(Problem requirements): Wherever "green" appears in a line, copy that line.

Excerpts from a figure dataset
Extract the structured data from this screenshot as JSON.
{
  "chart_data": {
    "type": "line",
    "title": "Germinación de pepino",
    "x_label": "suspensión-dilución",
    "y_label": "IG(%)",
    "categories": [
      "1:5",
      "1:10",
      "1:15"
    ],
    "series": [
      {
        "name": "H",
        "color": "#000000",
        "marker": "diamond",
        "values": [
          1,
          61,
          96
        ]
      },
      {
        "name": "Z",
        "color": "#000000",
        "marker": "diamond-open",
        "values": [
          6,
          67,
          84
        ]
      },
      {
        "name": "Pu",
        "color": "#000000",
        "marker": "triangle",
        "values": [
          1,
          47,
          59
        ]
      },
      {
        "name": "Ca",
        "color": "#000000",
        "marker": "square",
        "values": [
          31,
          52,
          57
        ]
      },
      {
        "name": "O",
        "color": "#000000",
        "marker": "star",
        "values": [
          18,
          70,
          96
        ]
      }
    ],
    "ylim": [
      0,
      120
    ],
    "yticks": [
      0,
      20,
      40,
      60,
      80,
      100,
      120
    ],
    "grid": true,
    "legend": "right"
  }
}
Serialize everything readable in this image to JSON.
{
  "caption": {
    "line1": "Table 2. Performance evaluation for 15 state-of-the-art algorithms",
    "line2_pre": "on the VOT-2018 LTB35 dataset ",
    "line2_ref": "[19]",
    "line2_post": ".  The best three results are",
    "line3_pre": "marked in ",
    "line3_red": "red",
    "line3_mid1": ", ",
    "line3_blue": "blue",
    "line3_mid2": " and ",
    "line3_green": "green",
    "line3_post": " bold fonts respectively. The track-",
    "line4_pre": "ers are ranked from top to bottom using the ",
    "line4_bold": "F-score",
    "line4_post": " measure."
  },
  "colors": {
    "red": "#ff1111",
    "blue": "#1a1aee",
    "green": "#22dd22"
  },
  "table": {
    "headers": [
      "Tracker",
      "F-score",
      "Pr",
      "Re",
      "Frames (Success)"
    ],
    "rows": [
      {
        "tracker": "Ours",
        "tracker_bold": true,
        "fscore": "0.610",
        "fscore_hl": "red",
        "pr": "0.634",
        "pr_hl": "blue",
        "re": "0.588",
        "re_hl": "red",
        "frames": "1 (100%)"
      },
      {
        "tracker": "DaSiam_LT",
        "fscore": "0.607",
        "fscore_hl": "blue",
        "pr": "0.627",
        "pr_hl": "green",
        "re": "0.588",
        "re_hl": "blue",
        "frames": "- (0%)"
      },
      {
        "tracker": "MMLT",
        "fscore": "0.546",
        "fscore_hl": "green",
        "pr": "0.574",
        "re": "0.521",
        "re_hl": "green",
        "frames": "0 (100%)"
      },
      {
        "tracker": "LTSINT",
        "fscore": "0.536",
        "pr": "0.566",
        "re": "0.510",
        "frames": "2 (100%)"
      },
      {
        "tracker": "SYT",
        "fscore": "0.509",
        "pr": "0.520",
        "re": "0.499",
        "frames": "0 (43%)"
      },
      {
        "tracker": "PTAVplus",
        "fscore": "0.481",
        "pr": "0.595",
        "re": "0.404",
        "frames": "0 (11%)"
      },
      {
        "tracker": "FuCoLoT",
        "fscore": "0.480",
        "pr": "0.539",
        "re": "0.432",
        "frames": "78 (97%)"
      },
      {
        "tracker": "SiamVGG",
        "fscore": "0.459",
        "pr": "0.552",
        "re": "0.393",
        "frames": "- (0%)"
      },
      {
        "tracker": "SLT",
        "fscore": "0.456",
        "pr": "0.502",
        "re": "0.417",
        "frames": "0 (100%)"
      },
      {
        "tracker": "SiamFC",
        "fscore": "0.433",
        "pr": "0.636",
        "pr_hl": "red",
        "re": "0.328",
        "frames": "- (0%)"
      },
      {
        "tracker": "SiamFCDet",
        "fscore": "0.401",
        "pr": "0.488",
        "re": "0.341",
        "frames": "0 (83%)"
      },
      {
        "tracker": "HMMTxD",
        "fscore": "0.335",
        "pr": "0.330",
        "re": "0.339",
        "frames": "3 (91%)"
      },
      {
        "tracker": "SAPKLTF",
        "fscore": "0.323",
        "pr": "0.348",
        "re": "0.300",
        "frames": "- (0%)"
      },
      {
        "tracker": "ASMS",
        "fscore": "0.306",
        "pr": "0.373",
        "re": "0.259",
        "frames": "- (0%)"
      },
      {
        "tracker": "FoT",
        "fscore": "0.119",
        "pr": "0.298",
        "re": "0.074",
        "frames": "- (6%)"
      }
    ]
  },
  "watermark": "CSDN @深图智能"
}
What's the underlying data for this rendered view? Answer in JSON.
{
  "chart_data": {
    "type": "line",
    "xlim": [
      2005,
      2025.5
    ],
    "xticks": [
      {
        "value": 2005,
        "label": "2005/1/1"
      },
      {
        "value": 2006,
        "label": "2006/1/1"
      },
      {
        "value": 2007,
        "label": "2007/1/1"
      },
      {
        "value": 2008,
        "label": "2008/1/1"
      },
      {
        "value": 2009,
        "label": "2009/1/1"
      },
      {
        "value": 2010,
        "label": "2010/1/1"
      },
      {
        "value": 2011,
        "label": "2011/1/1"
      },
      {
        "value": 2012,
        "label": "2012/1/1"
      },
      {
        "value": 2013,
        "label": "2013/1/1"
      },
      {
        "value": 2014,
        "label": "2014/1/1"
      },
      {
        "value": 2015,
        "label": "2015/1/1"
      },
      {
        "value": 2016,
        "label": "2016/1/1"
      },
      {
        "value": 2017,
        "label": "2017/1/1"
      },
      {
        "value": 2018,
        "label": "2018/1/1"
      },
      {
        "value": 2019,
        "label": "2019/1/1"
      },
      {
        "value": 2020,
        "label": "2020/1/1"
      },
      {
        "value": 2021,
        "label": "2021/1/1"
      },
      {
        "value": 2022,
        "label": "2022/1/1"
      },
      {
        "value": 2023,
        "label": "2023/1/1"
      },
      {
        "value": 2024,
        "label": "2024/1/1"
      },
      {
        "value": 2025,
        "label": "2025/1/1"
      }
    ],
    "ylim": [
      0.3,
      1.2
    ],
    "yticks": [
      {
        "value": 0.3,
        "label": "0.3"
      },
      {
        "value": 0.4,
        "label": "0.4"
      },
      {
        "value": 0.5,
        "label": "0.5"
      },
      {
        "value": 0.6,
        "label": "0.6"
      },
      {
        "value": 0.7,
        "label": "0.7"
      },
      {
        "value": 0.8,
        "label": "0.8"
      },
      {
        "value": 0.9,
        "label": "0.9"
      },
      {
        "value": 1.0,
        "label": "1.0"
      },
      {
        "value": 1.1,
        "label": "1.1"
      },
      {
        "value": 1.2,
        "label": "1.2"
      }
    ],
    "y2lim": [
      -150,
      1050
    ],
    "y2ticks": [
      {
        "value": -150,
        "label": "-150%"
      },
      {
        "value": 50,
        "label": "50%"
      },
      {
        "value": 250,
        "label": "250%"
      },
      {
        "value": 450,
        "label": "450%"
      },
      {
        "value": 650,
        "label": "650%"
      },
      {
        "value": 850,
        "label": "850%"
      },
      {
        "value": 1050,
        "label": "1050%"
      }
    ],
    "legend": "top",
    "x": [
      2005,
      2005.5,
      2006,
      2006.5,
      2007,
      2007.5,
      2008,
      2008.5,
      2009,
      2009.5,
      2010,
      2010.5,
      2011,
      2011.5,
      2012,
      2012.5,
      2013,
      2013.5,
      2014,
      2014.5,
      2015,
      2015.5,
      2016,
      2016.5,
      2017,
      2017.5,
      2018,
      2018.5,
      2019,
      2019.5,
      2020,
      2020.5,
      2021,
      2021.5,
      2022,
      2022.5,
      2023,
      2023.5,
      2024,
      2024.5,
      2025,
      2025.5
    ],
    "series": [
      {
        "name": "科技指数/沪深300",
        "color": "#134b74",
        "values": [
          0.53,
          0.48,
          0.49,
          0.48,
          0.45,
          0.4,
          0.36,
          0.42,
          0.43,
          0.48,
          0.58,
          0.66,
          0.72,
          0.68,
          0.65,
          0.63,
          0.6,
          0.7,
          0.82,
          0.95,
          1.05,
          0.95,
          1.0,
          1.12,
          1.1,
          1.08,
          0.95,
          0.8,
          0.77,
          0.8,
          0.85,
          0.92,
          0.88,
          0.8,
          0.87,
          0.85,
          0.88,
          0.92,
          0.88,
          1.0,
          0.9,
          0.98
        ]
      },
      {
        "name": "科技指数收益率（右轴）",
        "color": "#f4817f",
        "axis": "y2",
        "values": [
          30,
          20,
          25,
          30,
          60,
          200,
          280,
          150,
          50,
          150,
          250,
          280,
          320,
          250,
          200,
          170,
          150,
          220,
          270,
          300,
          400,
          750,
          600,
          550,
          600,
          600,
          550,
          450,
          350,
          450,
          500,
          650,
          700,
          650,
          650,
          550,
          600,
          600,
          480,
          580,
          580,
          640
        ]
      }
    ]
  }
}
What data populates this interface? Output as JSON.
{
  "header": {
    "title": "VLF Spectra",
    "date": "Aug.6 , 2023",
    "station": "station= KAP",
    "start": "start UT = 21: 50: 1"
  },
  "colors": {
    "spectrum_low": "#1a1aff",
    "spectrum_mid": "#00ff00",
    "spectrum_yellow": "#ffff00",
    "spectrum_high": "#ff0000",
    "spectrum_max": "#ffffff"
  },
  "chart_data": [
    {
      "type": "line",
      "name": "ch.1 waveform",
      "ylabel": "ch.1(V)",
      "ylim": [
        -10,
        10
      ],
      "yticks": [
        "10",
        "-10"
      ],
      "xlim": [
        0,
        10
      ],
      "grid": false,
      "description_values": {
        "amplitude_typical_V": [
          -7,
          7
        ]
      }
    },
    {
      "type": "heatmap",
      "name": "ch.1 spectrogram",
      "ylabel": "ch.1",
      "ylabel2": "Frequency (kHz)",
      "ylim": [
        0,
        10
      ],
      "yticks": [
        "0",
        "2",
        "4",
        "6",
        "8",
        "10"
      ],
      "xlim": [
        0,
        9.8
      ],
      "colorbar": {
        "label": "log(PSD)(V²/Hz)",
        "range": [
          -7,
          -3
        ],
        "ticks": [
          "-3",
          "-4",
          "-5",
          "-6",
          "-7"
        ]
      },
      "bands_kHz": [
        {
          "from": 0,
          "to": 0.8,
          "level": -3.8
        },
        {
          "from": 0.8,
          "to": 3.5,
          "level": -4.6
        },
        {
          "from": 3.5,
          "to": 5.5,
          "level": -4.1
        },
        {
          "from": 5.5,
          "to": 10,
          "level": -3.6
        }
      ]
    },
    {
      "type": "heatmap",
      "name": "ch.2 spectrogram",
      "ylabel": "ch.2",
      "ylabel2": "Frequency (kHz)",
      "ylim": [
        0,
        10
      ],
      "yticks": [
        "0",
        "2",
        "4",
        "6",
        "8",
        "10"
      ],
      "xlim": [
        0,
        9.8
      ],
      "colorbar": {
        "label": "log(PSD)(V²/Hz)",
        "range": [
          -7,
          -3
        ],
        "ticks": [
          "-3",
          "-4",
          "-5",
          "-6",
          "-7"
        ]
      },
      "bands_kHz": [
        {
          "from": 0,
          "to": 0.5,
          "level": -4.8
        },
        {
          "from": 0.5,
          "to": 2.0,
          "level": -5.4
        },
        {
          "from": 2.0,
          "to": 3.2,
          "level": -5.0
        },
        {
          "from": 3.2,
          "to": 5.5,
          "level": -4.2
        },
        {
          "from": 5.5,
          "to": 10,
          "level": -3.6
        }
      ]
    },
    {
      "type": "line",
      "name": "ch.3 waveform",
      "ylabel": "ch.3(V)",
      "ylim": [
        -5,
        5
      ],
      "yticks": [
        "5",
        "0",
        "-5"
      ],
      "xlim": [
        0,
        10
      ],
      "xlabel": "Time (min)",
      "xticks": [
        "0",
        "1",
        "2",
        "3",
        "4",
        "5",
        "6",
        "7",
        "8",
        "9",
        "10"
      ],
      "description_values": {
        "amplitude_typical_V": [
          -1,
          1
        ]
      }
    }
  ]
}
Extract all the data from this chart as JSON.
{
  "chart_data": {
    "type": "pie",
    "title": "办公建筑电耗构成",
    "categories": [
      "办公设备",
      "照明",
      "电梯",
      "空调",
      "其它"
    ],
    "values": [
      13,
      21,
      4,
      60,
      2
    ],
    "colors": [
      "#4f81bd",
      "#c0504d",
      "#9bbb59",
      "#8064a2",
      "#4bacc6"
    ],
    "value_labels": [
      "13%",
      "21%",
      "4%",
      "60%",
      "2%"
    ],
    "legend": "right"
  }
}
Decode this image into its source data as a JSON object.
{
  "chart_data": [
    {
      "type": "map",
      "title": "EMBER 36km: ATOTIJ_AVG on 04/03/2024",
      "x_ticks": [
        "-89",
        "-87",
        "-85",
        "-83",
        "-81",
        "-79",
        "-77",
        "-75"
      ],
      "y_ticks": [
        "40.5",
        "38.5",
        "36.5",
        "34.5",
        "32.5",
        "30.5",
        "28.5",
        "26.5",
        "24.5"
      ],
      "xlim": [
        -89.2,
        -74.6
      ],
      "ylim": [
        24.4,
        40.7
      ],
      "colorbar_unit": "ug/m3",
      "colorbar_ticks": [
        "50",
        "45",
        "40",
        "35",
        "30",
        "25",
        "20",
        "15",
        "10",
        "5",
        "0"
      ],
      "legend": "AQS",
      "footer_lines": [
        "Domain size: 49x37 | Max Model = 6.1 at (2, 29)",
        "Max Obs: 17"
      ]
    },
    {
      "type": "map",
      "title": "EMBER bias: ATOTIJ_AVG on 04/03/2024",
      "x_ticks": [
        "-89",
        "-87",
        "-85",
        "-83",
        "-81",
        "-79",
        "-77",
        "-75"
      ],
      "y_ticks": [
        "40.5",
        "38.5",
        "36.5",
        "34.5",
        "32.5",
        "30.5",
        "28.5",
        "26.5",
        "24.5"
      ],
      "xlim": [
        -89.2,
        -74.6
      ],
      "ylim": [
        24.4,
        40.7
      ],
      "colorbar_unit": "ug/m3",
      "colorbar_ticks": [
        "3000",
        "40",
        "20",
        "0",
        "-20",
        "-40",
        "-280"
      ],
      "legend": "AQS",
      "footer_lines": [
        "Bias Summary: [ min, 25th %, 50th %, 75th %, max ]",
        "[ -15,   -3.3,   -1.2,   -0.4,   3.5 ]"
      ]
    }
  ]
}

(Exercise response):
    "line3_green": "green",
    "green": "#22dd22"
        "pr_hl": "green",
        "fscore_hl": "green",
        "re_hl": "green",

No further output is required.